(Stored records)

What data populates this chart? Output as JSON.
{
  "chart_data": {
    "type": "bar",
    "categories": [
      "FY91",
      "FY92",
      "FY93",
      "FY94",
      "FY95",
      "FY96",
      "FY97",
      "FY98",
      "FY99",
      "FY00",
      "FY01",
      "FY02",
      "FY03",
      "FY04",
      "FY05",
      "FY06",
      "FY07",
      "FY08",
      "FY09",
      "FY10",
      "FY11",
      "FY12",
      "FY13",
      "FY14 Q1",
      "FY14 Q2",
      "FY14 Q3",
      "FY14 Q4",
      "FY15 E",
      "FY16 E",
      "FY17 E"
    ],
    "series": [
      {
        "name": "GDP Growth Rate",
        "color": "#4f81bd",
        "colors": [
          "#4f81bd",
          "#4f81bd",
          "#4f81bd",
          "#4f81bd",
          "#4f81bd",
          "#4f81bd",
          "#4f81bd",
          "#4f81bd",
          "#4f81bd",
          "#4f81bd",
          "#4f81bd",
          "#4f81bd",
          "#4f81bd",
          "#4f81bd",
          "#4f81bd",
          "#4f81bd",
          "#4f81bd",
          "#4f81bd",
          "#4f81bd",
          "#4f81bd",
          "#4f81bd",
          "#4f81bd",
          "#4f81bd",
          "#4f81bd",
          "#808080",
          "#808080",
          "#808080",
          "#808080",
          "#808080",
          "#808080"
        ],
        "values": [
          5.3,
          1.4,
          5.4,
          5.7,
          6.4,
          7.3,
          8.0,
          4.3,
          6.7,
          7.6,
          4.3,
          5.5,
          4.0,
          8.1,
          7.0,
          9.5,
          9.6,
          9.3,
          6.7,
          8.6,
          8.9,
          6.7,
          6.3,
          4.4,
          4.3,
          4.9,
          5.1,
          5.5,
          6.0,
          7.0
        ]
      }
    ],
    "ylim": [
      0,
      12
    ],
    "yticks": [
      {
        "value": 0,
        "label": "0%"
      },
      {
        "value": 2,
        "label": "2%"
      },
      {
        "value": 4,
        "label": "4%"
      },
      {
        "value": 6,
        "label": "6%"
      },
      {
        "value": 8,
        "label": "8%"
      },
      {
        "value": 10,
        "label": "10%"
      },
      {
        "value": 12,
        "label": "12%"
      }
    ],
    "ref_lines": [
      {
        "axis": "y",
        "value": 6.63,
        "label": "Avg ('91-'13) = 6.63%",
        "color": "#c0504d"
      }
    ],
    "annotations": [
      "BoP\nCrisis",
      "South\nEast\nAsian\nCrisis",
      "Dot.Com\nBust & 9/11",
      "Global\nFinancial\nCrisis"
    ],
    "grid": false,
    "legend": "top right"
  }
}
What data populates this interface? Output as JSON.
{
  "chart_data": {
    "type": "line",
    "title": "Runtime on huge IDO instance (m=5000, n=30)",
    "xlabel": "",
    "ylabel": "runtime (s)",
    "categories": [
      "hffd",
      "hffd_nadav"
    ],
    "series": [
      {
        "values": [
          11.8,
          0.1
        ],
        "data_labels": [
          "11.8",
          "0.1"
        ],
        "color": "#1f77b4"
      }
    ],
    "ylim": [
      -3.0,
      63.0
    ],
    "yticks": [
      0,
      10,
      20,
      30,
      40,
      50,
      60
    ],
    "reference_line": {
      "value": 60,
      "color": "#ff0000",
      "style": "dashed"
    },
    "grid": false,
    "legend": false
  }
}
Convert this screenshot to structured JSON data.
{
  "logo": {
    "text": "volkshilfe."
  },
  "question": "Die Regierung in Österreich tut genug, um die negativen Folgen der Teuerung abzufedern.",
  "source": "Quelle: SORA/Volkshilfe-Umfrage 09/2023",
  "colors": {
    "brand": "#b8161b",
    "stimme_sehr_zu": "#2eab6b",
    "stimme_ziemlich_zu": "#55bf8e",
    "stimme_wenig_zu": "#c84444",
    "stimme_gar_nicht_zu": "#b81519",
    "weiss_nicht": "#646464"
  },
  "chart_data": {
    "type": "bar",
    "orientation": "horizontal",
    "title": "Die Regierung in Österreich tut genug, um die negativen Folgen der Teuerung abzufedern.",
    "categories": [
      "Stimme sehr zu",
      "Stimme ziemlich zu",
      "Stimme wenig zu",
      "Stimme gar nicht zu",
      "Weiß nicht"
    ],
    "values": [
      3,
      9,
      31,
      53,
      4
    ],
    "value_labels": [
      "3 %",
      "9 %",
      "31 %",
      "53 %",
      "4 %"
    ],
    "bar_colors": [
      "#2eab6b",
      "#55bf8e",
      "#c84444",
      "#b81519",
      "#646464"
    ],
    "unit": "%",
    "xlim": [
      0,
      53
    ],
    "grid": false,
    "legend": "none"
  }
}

# [STATED TASK]
Repeat the records above exactly, leaving none out.

# [RESPONSE TO THIS EXERCISE]
What data populates this chart? Output as JSON.
{
  "chart_data": {
    "type": "bar",
    "categories": [
      "FY91",
      "FY92",
      "FY93",
      "FY94",
      "FY95",
      "FY96",
      "FY97",
      "FY98",
      "FY99",
      "FY00",
      "FY01",
      "FY02",
      "FY03",
      "FY04",
      "FY05",
      "FY06",
      "FY07",
      "FY08",
      "FY09",
      "FY10",
      "FY11",
      "FY12",
      "FY13",
      "FY14 Q1",
      "FY14 Q2",
      "FY14 Q3",
      "FY14 Q4",
      "FY15 E",
      "FY16 E",
      "FY17 E"
    ],
    "series": [
      {
        "name": "GDP Growth Rate",
        "color": "#4f81bd",
        "colors": [
          "#4f81bd",
          "#4f81bd",
          "#4f81bd",
          "#4f81bd",
          "#4f81bd",
          "#4f81bd",
          "#4f81bd",
          "#4f81bd",
          "#4f81bd",
          "#4f81bd",
          "#4f81bd",
          "#4f81bd",
          "#4f81bd",
          "#4f81bd",
          "#4f81bd",
          "#4f81bd",
          "#4f81bd",
          "#4f81bd",
          "#4f81bd",
          "#4f81bd",
          "#4f81bd",
          "#4f81bd",
          "#4f81bd",
          "#4f81bd",
          "#808080",
          "#808080",
          "#808080",
          "#808080",
          "#808080",
          "#808080"
        ],
        "values": [
          5.3,
          1.4,
          5.4,
          5.7,
          6.4,
          7.3,
          8.0,
          4.3,
          6.7,
          7.6,
          4.3,
          5.5,
          4.0,
          8.1,
          7.0,
          9.5,
          9.6,
          9.3,
          6.7,
          8.6,
          8.9,
          6.7,
          6.3,
          4.4,
          4.3,
          4.9,
          5.1,
          5.5,
          6.0,
          7.0
        ]
      }
    ],
    "ylim": [
      0,
      12
    ],
    "yticks": [
      {
        "value": 0,
        "label": "0%"
      },
      {
        "value": 2,
        "label": "2%"
      },
      {
        "value": 4,
        "label": "4%"
      },
      {
        "value": 6,
        "label": "6%"
      },
      {
        "value": 8,
        "label": "8%"
      },
      {
        "value": 10,
        "label": "10%"
      },
      {
        "value": 12,
        "label": "12%"
      }
    ],
    "ref_lines": [
      {
        "axis": "y",
        "value": 6.63,
        "label": "Avg ('91-'13) = 6.63%",
        "color": "#c0504d"
      }
    ],
    "annotations": [
      "BoP\nCrisis",
      "South\nEast\nAsian\nCrisis",
      "Dot.Com\nBust & 9/11",
      "Global\nFinancial\nCrisis"
    ],
    "grid": false,
    "legend": "top right"
  }
}
What data populates this interface? Output as JSON.
{
  "chart_data": {
    "type": "line",
    "title": "Runtime on huge IDO instance (m=5000, n=30)",
    "xlabel": "",
    "ylabel": "runtime (s)",
    "categories": [
      "hffd",
      "hffd_nadav"
    ],
    "series": [
      {
        "values": [
          11.8,
          0.1
        ],
        "data_labels": [
          "11.8",
          "0.1"
        ],
        "color": "#1f77b4"
      }
    ],
    "ylim": [
      -3.0,
      63.0
    ],
    "yticks": [
      0,
      10,
      20,
      30,
      40,
      50,
      60
    ],
    "reference_line": {
      "value": 60,
      "color": "#ff0000",
      "style": "dashed"
    },
    "grid": false,
    "legend": false
  }
}
Convert this screenshot to structured JSON data.
{
  "logo": {
    "text": "volkshilfe."
  },
  "question": "Die Regierung in Österreich tut genug, um die negativen Folgen der Teuerung abzufedern.",
  "source": "Quelle: SORA/Volkshilfe-Umfrage 09/2023",
  "colors": {
    "brand": "#b8161b",
    "stimme_sehr_zu": "#2eab6b",
    "stimme_ziemlich_zu": "#55bf8e",
    "stimme_wenig_zu": "#c84444",
    "stimme_gar_nicht_zu": "#b81519",
    "weiss_nicht": "#646464"
  },
  "chart_data": {
    "type": "bar",
    "orientation": "horizontal",
    "title": "Die Regierung in Österreich tut genug, um die negativen Folgen der Teuerung abzufedern.",
    "categories": [
      "Stimme sehr zu",
      "Stimme ziemlich zu",
      "Stimme wenig zu",
      "Stimme gar nicht zu",
      "Weiß nicht"
    ],
    "values": [
      3,
      9,
      31,
      53,
      4
    ],
    "value_labels": [
      "3 %",
      "9 %",
      "31 %",
      "53 %",
      "4 %"
    ],
    "bar_colors": [
      "#2eab6b",
      "#55bf8e",
      "#c84444",
      "#b81519",
      "#646464"
    ],
    "unit": "%",
    "xlim": [
      0,
      53
    ],
    "grid": false,
    "legend": "none"
  }
}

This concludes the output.